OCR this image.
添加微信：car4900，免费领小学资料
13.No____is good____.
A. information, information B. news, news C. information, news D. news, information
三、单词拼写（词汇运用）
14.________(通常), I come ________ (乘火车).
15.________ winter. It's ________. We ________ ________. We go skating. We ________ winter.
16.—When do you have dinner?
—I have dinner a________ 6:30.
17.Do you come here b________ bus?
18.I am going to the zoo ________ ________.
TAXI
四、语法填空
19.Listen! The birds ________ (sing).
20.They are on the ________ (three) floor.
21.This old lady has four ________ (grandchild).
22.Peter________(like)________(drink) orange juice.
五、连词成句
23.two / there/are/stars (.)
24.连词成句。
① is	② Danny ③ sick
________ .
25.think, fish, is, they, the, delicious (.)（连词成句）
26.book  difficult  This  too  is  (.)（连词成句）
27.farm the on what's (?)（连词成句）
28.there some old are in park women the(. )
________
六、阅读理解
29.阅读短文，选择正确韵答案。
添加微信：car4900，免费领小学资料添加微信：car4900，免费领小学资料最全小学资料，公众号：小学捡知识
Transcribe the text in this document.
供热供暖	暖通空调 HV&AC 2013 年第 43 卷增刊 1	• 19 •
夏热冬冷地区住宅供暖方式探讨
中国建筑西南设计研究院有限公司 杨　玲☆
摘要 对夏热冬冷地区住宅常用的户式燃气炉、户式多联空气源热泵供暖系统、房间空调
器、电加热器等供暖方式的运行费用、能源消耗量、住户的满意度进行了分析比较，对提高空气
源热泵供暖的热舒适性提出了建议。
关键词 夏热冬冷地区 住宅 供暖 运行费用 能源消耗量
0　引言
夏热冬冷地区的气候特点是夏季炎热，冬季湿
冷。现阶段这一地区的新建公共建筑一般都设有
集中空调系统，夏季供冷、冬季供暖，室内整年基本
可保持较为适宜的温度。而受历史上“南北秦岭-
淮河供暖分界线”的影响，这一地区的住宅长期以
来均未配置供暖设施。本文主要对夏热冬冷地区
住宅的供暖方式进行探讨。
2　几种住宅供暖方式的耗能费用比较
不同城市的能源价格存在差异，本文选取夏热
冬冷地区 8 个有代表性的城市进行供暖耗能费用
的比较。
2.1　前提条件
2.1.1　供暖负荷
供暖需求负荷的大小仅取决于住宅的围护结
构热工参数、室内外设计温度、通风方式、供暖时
__________
What the exercise asks: Reproduce only the lines running from the one that contains "Transcribe the text in this document." to the last line of the records.

Correct answer:
Transcribe the text in this document.
供热供暖	暖通空调 HV&AC 2013 年第 43 卷增刊 1	• 19 •
夏热冬冷地区住宅供暖方式探讨
中国建筑西南设计研究院有限公司 杨　玲☆
摘要 对夏热冬冷地区住宅常用的户式燃气炉、户式多联空气源热泵供暖系统、房间空调
器、电加热器等供暖方式的运行费用、能源消耗量、住户的满意度进行了分析比较，对提高空气
源热泵供暖的热舒适性提出了建议。
关键词 夏热冬冷地区 住宅 供暖 运行费用 能源消耗量
0　引言
夏热冬冷地区的气候特点是夏季炎热，冬季湿
冷。现阶段这一地区的新建公共建筑一般都设有
集中空调系统，夏季供冷、冬季供暖，室内整年基本
可保持较为适宜的温度。而受历史上“南北秦岭-
淮河供暖分界线”的影响，这一地区的住宅长期以
来均未配置供暖设施。本文主要对夏热冬冷地区
住宅的供暖方式进行探讨。
2　几种住宅供暖方式的耗能费用比较
不同城市的能源价格存在差异，本文选取夏热
冬冷地区 8 个有代表性的城市进行供暖耗能费用
的比较。
2.1　前提条件
2.1.1　供暖负荷
供暖需求负荷的大小仅取决于住宅的围护结
构热工参数、室内外设计温度、通风方式、供暖时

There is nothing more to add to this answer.